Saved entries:
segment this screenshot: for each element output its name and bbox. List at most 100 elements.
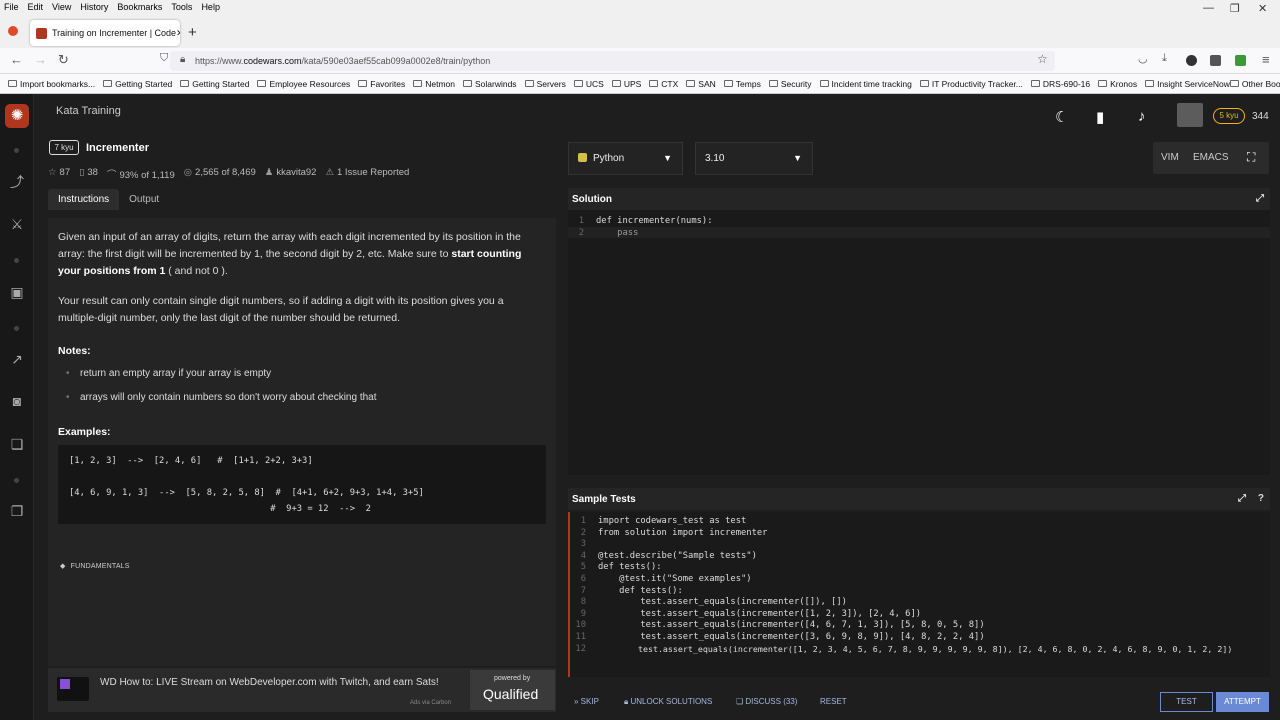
extension-n-icon[interactable] [1186, 55, 1197, 66]
sample-tests-editor[interactable]: 1 2 3 4 5 6 7 8 9 10 11 12 import codewa… [568, 512, 1270, 677]
bookmark-ups[interactable]: UPS [611, 79, 641, 89]
powered-by-qualified[interactable]: powered by Qualified [470, 670, 555, 710]
bookmark-incident[interactable]: Incident time tracking [819, 79, 912, 89]
url-bar[interactable]: https://www. codewars.com/kata/590e03aef5… [170, 51, 1055, 71]
bookmark-drs[interactable]: DRS-690-16 [1030, 79, 1090, 89]
training-icon[interactable]: ⤴ [8, 173, 26, 191]
bookmark-ucs[interactable]: UCS [573, 79, 604, 89]
tag-icon: ◆ [60, 563, 66, 570]
qualified-logo: Qualified [483, 686, 539, 702]
downloads-icon[interactable]: ⤓ [1162, 52, 1167, 65]
attempt-button[interactable]: ATTEMPT [1216, 692, 1269, 712]
kata-title: Incrementer [86, 142, 149, 154]
solution-editor[interactable]: 1 2 def incrementer(nums): pass [568, 210, 1270, 475]
bookmark-favorites[interactable]: Favorites [358, 79, 405, 89]
menu-help[interactable]: Help [201, 2, 220, 12]
bookmark-security[interactable]: Security [768, 79, 812, 89]
emacs-mode-button[interactable]: EMACS [1193, 152, 1229, 163]
bookmark-servicenow[interactable]: Insight ServiceNow [1145, 79, 1230, 89]
close-window-icon[interactable]: ✕ [1258, 2, 1267, 15]
bookmark-it-productivity[interactable]: IT Productivity Tracker... [919, 79, 1023, 89]
menu-view[interactable]: View [52, 2, 71, 12]
menu-bookmarks[interactable]: Bookmarks [117, 2, 162, 12]
docs-book-icon[interactable]: ❐ [8, 502, 26, 520]
bookmark-ctx[interactable]: CTX [649, 79, 678, 89]
issues-link[interactable]: ⚠ 1 Issue Reported [325, 167, 409, 181]
bookmark-icon: ▯ [79, 167, 85, 178]
twitch-ad-icon[interactable] [57, 677, 89, 701]
sidebar-dot [14, 148, 19, 153]
new-tab-icon[interactable]: + [188, 24, 197, 41]
version-select[interactable]: 3.10 ▼ [695, 142, 813, 175]
forward-icon[interactable]: → [34, 52, 47, 67]
collections-stat[interactable]: ▯ 38 [79, 167, 98, 181]
test-button[interactable]: TEST [1160, 692, 1213, 712]
menu-file[interactable]: File [4, 2, 19, 12]
bookmark-san[interactable]: SAN [686, 79, 716, 89]
dark-mode-moon-icon[interactable]: ☾ [1055, 108, 1068, 126]
minimize-window-icon[interactable]: — [1203, 2, 1214, 14]
tab-output[interactable]: Output [119, 189, 169, 210]
bookmark-employee-resources[interactable]: Employee Resources [257, 79, 350, 89]
back-icon[interactable]: ← [10, 52, 23, 67]
vim-mode-button[interactable]: VIM [1161, 152, 1179, 163]
test-line: def tests(): [598, 562, 662, 572]
menu-tools[interactable]: Tools [171, 2, 192, 12]
leaderboard-icon[interactable]: ↗ [8, 350, 26, 368]
fullscreen-icon[interactable]: ⛶ [1247, 150, 1255, 165]
lock-icon[interactable]: 🔒︎ [180, 54, 185, 65]
bookmark-temps[interactable]: Temps [723, 79, 761, 89]
author-link[interactable]: ♟ kkavita92 [265, 167, 317, 181]
reset-button[interactable]: RESET [820, 697, 847, 706]
bookmark-netmon[interactable]: Netmon [413, 79, 455, 89]
extension-icon[interactable] [1210, 55, 1221, 66]
version-value: 3.10 [705, 153, 725, 164]
bookmarks-toolbar: Import bookmarks... Getting Started Gett… [0, 74, 1280, 94]
line-number: 9 [580, 609, 586, 619]
bookmark-star-icon[interactable]: ☆ [1037, 52, 1048, 66]
bookmark-import[interactable]: Import bookmarks... [8, 79, 95, 89]
discuss-icon[interactable]: ❏ [8, 435, 26, 453]
discord-icon[interactable]: ◙ [8, 392, 26, 410]
close-tab-icon[interactable]: ✕ [176, 28, 180, 39]
skip-button[interactable]: » SKIP [574, 697, 599, 706]
codewars-logo-icon[interactable]: ✺ [5, 104, 29, 128]
shield-icon[interactable]: ⛉ [160, 52, 168, 65]
bookmark-servers[interactable]: Servers [524, 79, 566, 89]
language-select[interactable]: Python ▼ [568, 142, 683, 175]
maximize-window-icon[interactable]: ❐ [1230, 2, 1240, 15]
tab-instructions[interactable]: Instructions [48, 189, 120, 210]
expand-icon[interactable]: ⤢ [1256, 193, 1264, 204]
bookmark-getting-started-2[interactable]: Getting Started [180, 79, 249, 89]
discuss-button[interactable]: ❏ DISCUSS (33) [736, 697, 797, 706]
unlock-solutions-button[interactable]: 🔒︎ UNLOCK SOLUTIONS [624, 697, 712, 707]
line-number: 5 [580, 562, 586, 572]
practice-icon[interactable]: ⚔ [8, 215, 26, 233]
expand-icon[interactable]: ⤢ [1238, 493, 1246, 504]
bookmark-icon[interactable]: ▮ [1096, 108, 1104, 126]
extension-green-icon[interactable] [1235, 55, 1246, 66]
menu-edit[interactable]: Edit [28, 2, 44, 12]
editor-mode-group: VIM EMACS ⛶ [1153, 142, 1269, 174]
ad-text[interactable]: WD How to: LIVE Stream on WebDeveloper.c… [100, 677, 439, 688]
line-number: 11 [575, 632, 586, 642]
line-number: 8 [580, 597, 586, 607]
browser-tab-active[interactable]: Training on Incrementer | Code ✕ [30, 20, 180, 46]
notifications-bell-icon[interactable]: ♪ [1138, 108, 1146, 125]
line-number: 2 [578, 228, 584, 238]
bookmark-solarwinds[interactable]: Solarwinds [462, 79, 517, 89]
help-icon[interactable]: ? [1258, 493, 1264, 504]
ads-via-carbon[interactable]: Ads via Carbon [410, 700, 451, 706]
reload-icon[interactable]: ↻ [58, 52, 69, 68]
bookmark-other[interactable]: Other Bookmarks [1229, 79, 1280, 89]
bookmark-getting-started-1[interactable]: Getting Started [103, 79, 172, 89]
solution-line: pass [596, 228, 639, 238]
menu-hamburger-icon[interactable]: ≡ [1262, 52, 1270, 67]
menu-history[interactable]: History [80, 2, 108, 12]
briefcase-icon[interactable]: ▣ [8, 283, 26, 301]
kata-tag[interactable]: ◆ FUNDAMENTALS [60, 562, 130, 570]
stars-stat[interactable]: ☆ 87 [48, 167, 70, 181]
avatar[interactable] [1177, 103, 1203, 127]
bookmark-kronos[interactable]: Kronos [1098, 79, 1137, 89]
pocket-icon[interactable]: ◡ [1138, 52, 1148, 65]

> **What is asked**
Please rewrite all the records above with "interactable" renamed to "clickable" everywhere, leaving everything else unchanged. Omit the pictures from your answer.

> **Solution to this problem**
segment this screenshot: for each element output its name and bbox. List at most 100 elements.
extension-n-icon[clickable] [1186, 55, 1197, 66]
sample-tests-editor[clickable]: 1 2 3 4 5 6 7 8 9 10 11 12 import codewa… [568, 512, 1270, 677]
bookmark-ups[clickable]: UPS [611, 79, 641, 89]
powered-by-qualified[clickable]: powered by Qualified [470, 670, 555, 710]
bookmark-incident[clickable]: Incident time tracking [819, 79, 912, 89]
url-bar[clickable]: https://www. codewars.com/kata/590e03aef5… [170, 51, 1055, 71]
bookmark-drs[clickable]: DRS-690-16 [1030, 79, 1090, 89]
training-icon[clickable]: ⤴ [8, 173, 26, 191]
bookmark-ucs[clickable]: UCS [573, 79, 604, 89]
tag-icon: ◆ [60, 563, 66, 570]
qualified-logo: Qualified [483, 686, 539, 702]
downloads-icon[clickable]: ⤓ [1162, 52, 1167, 65]
attempt-button[clickable]: ATTEMPT [1216, 692, 1269, 712]
kata-title: Incrementer [86, 142, 149, 154]
solution-editor[clickable]: 1 2 def incrementer(nums): pass [568, 210, 1270, 475]
bookmark-favorites[clickable]: Favorites [358, 79, 405, 89]
menu-help[clickable]: Help [201, 2, 220, 12]
bookmark-security[clickable]: Security [768, 79, 812, 89]
emacs-mode-button[clickable]: EMACS [1193, 152, 1229, 163]
bookmark-servicenow[clickable]: Insight ServiceNow [1145, 79, 1230, 89]
close-window-icon[clickable]: ✕ [1258, 2, 1267, 15]
bookmark-it-productivity[clickable]: IT Productivity Tracker... [919, 79, 1023, 89]
menu-view[clickable]: View [52, 2, 71, 12]
menu-bookmarks[clickable]: Bookmarks [117, 2, 162, 12]
docs-book-icon[clickable]: ❐ [8, 502, 26, 520]
bookmark-ctx[clickable]: CTX [649, 79, 678, 89]
issues-link[clickable]: ⚠ 1 Issue Reported [325, 167, 409, 181]
bookmark-icon: ▯ [79, 167, 85, 178]
twitch-ad-icon[clickable] [57, 677, 89, 701]
sidebar-dot [14, 148, 19, 153]
new-tab-icon[clickable]: + [188, 24, 197, 41]
version-select[clickable]: 3.10 ▼ [695, 142, 813, 175]
forward-icon[clickable]: → [34, 52, 47, 67]
collections-stat[clickable]: ▯ 38 [79, 167, 98, 181]
test-button[clickable]: TEST [1160, 692, 1213, 712]
menu-file[clickable]: File [4, 2, 19, 12]
bookmark-san[clickable]: SAN [686, 79, 716, 89]
dark-mode-moon-icon[clickable]: ☾ [1055, 108, 1068, 126]
minimize-window-icon[clickable]: — [1203, 2, 1214, 14]
tab-output[clickable]: Output [119, 189, 169, 210]
bookmark-employee-resources[clickable]: Employee Resources [257, 79, 350, 89]
back-icon[clickable]: ← [10, 52, 23, 67]
vim-mode-button[clickable]: VIM [1161, 152, 1179, 163]
test-line: def tests(): [598, 562, 662, 572]
menu-tools[clickable]: Tools [171, 2, 192, 12]
leaderboard-icon[clickable]: ↗ [8, 350, 26, 368]
fullscreen-icon[clickable]: ⛶ [1247, 150, 1255, 165]
lock-icon[clickable]: 🔒︎ [180, 54, 185, 65]
bookmark-temps[clickable]: Temps [723, 79, 761, 89]
author-link[clickable]: ♟ kkavita92 [265, 167, 317, 181]
reset-button[clickable]: RESET [820, 697, 847, 706]
bookmark-netmon[clickable]: Netmon [413, 79, 455, 89]
extension-icon[clickable] [1210, 55, 1221, 66]
version-value: 3.10 [705, 153, 725, 164]
bookmarks-toolbar: Import bookmarks... Getting Started Gett… [0, 74, 1280, 94]
line-number: 9 [580, 609, 586, 619]
bookmark-star-icon[clickable]: ☆ [1037, 52, 1048, 66]
bookmark-import[clickable]: Import bookmarks... [8, 79, 95, 89]
discuss-icon[clickable]: ❏ [8, 435, 26, 453]
discord-icon[clickable]: ◙ [8, 392, 26, 410]
close-tab-icon[clickable]: ✕ [176, 28, 180, 39]
skip-button[clickable]: » SKIP [574, 697, 599, 706]
codewars-logo-icon[clickable]: ✺ [5, 104, 29, 128]
shield-icon[clickable]: ⛉ [160, 52, 168, 65]
bookmark-servers[clickable]: Servers [524, 79, 566, 89]
language-select[clickable]: Python ▼ [568, 142, 683, 175]
maximize-window-icon[clickable]: ❐ [1230, 2, 1240, 15]
tab-instructions[clickable]: Instructions [48, 189, 120, 210]
expand-icon[clickable]: ⤢ [1256, 193, 1264, 204]
bookmark-getting-started-2[clickable]: Getting Started [180, 79, 249, 89]
discuss-button[clickable]: ❏ DISCUSS (33) [736, 697, 797, 706]
unlock-solutions-button[clickable]: 🔒︎ UNLOCK SOLUTIONS [624, 697, 712, 707]
line-number: 5 [580, 562, 586, 572]
practice-icon[clickable]: ⚔ [8, 215, 26, 233]
expand-icon[clickable]: ⤢ [1238, 493, 1246, 504]
bookmark-icon[clickable]: ▮ [1096, 108, 1104, 126]
extension-green-icon[clickable] [1235, 55, 1246, 66]
menu-edit[clickable]: Edit [28, 2, 44, 12]
editor-mode-group: VIM EMACS ⛶ [1153, 142, 1269, 174]
ad-text[clickable]: WD How to: LIVE Stream on WebDeveloper.c… [100, 677, 439, 688]
line-number: 11 [575, 632, 586, 642]
line-number: 8 [580, 597, 586, 607]
browser-tab-active[clickable]: Training on Incrementer | Code ✕ [30, 20, 180, 46]
notifications-bell-icon[clickable]: ♪ [1138, 108, 1146, 125]
line-number: 2 [578, 228, 584, 238]
bookmark-solarwinds[clickable]: Solarwinds [462, 79, 517, 89]
help-icon[clickable]: ? [1258, 493, 1264, 504]
ads-via-carbon[clickable]: Ads via Carbon [410, 700, 451, 706]
reload-icon[clickable]: ↻ [58, 52, 69, 68]
bookmark-other[clickable]: Other Bookmarks [1229, 79, 1280, 89]
bookmark-getting-started-1[clickable]: Getting Started [103, 79, 172, 89]
solution-line: pass [596, 228, 639, 238]
menu-hamburger-icon[clickable]: ≡ [1262, 52, 1270, 67]
menu-history[clickable]: History [80, 2, 108, 12]
briefcase-icon[clickable]: ▣ [8, 283, 26, 301]
kata-tag[clickable]: ◆ FUNDAMENTALS [60, 562, 130, 570]
stars-stat[clickable]: ☆ 87 [48, 167, 70, 181]
avatar[clickable] [1177, 103, 1203, 127]
bookmark-kronos[clickable]: Kronos [1098, 79, 1137, 89]
pocket-icon[clickable]: ◡ [1138, 52, 1148, 65]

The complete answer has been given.